## Data provided

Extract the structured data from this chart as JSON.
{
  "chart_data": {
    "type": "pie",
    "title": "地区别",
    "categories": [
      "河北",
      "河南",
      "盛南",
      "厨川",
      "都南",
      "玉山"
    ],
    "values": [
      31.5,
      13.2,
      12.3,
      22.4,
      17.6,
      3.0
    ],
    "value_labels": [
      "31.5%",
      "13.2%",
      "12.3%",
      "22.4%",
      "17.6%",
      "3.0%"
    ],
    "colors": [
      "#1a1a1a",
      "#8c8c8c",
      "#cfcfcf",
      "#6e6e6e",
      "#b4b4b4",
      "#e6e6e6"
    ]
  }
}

## Given request
All of the lines above need to be given again exactly.

## Exercise solution
Extract the structured data from this chart as JSON.
{
  "chart_data": {
    "type": "pie",
    "title": "地区别",
    "categories": [
      "河北",
      "河南",
      "盛南",
      "厨川",
      "都南",
      "玉山"
    ],
    "values": [
      31.5,
      13.2,
      12.3,
      22.4,
      17.6,
      3.0
    ],
    "value_labels": [
      "31.5%",
      "13.2%",
      "12.3%",
      "22.4%",
      "17.6%",
      "3.0%"
    ],
    "colors": [
      "#1a1a1a",
      "#8c8c8c",
      "#cfcfcf",
      "#6e6e6e",
      "#b4b4b4",
      "#e6e6e6"
    ]
  }
}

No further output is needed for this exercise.